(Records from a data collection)
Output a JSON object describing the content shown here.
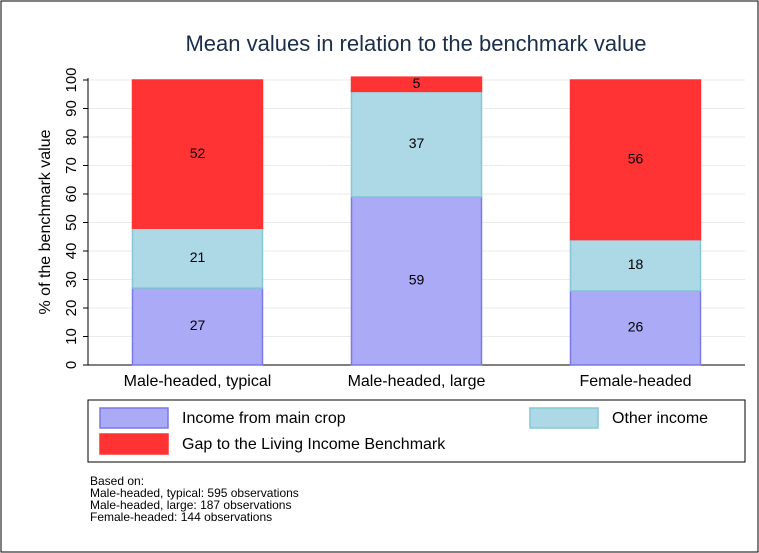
{
  "chart_data": {
    "type": "stacked_bar",
    "title": "Mean values in relation to the benchmark value",
    "ylabel": "% of the benchmark value",
    "categories": [
      "Male-headed, typical",
      "Male-headed, large",
      "Female-headed"
    ],
    "series": [
      {
        "name": "Income from main crop",
        "color": "#aaaaf6",
        "values": [
          27,
          59,
          26
        ]
      },
      {
        "name": "Other income",
        "color": "#add8e6",
        "values": [
          21,
          37,
          18
        ]
      },
      {
        "name": "Gap to the Living Income Benchmark",
        "color": "#ff3333",
        "values": [
          52,
          5,
          56
        ]
      }
    ],
    "ylim": [
      0,
      100
    ],
    "yticks": [
      0,
      10,
      20,
      30,
      40,
      50,
      60,
      70,
      80,
      90,
      100
    ],
    "grid": true,
    "notes": [
      "Based on:",
      "Male-headed, typical: 595 observations",
      "Male-headed, large: 187 observations",
      "Female-headed: 144 observations"
    ]
  }
}
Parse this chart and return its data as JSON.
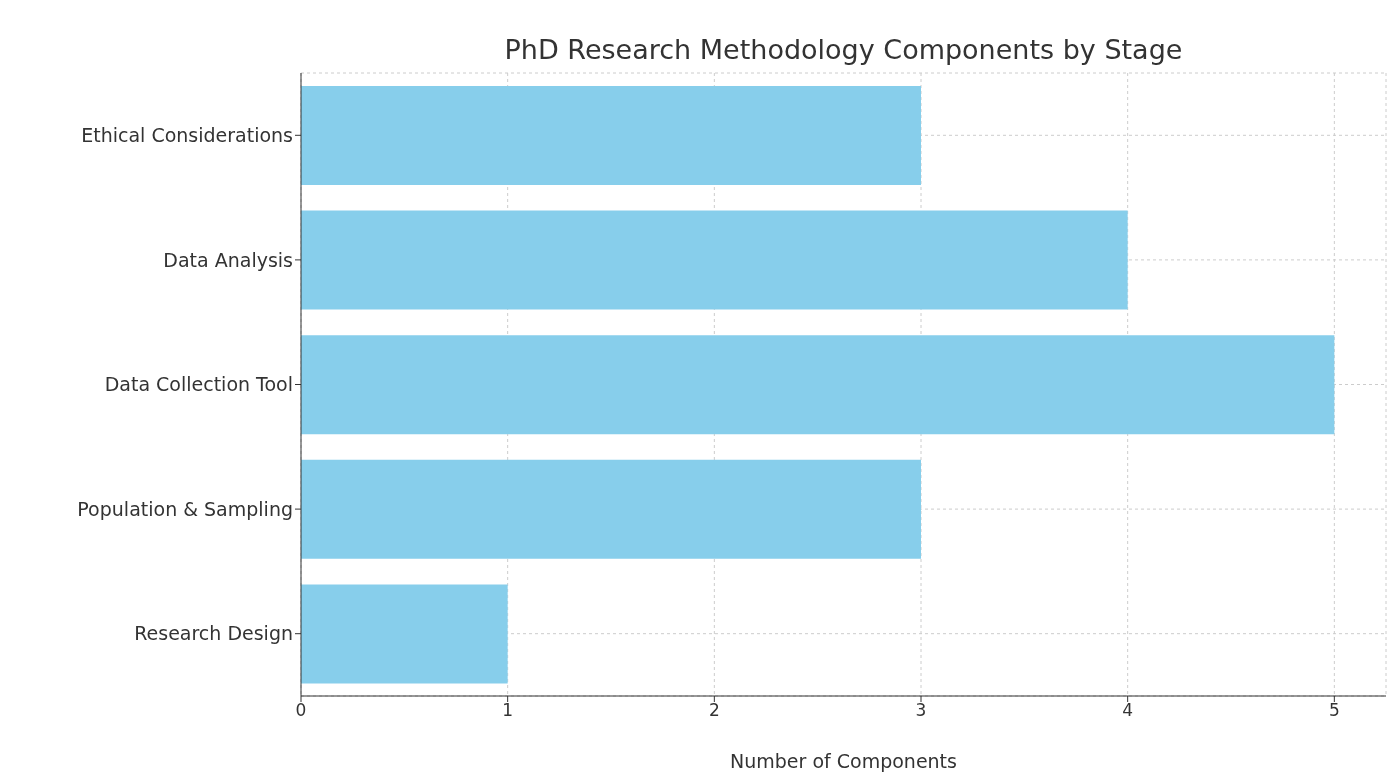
{
  "chart_data": {
    "type": "bar",
    "orientation": "horizontal",
    "title": "PhD Research Methodology Components by Stage",
    "xlabel": "Number of Components",
    "categories": [
      "Ethical Considerations",
      "Data Analysis",
      "Data Collection Tool",
      "Population & Sampling",
      "Research Design"
    ],
    "values": [
      3,
      4,
      5,
      3,
      1
    ],
    "color": "#87ceeb",
    "xlim": [
      0,
      5.25
    ],
    "xticks": [
      0,
      1,
      2,
      3,
      4,
      5
    ],
    "grid": true
  }
}
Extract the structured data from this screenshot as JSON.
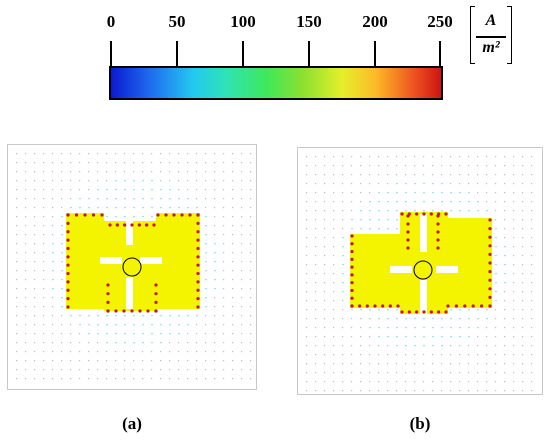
{
  "colorbar": {
    "ticks": [
      "0",
      "50",
      "100",
      "150",
      "200",
      "250"
    ],
    "unit_numerator": "A",
    "unit_denominator": "m²"
  },
  "panels": [
    {
      "label": "(a)"
    },
    {
      "label": "(b)"
    }
  ],
  "colors": {
    "conductor": "#f4f400",
    "arrow_strong": "#c0161a",
    "arrow_weak": "#8a8fae",
    "halo": "#8fe0ee"
  }
}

Problem to work on>
Every line should be retyped exactly, with the pictures omitted.

Exercise response>
Output a JSON object describing the content shown here.
{
  "chart_data": {
    "type": "stacked_bar",
    "title": "Mean values in relation to the benchmark value",
    "ylabel": "% of the benchmark value",
    "categories": [
      "Male-headed, typical",
      "Male-headed, large",
      "Female-headed"
    ],
    "series": [
      {
        "name": "Income from main crop",
        "color": "#aaaaf6",
        "values": [
          27,
          59,
          26
        ]
      },
      {
        "name": "Other income",
        "color": "#add8e6",
        "values": [
          21,
          37,
          18
        ]
      },
      {
        "name": "Gap to the Living Income Benchmark",
        "color": "#ff3333",
        "values": [
          52,
          5,
          56
        ]
      }
    ],
    "ylim": [
      0,
      100
    ],
    "yticks": [
      0,
      10,
      20,
      30,
      40,
      50,
      60,
      70,
      80,
      90,
      100
    ],
    "grid": true,
    "notes": [
      "Based on:",
      "Male-headed, typical: 595 observations",
      "Male-headed, large: 187 observations",
      "Female-headed: 144 observations"
    ]
  }
}
Parse this chart and return its data as JSON.
{
  "chart_data": {
    "type": "bar",
    "orientation": "horizontal",
    "title": "PhD Research Methodology Components by Stage",
    "xlabel": "Number of Components",
    "categories": [
      "Ethical Considerations",
      "Data Analysis",
      "Data Collection Tool",
      "Population & Sampling",
      "Research Design"
    ],
    "values": [
      3,
      4,
      5,
      3,
      1
    ],
    "color": "#87ceeb",
    "xlim": [
      0,
      5.25
    ],
    "xticks": [
      0,
      1,
      2,
      3,
      4,
      5
    ],
    "grid": true
  }
}
Extract the structured data from this screenshot as JSON.
{
  "colorbar": {
    "ticks": [
      "0",
      "50",
      "100",
      "150",
      "200",
      "250"
    ],
    "unit_numerator": "A",
    "unit_denominator": "m²"
  },
  "panels": [
    {
      "label": "(a)"
    },
    {
      "label": "(b)"
    }
  ],
  "colors": {
    "conductor": "#f4f400",
    "arrow_strong": "#c0161a",
    "arrow_weak": "#8a8fae",
    "halo": "#8fe0ee"
  }
}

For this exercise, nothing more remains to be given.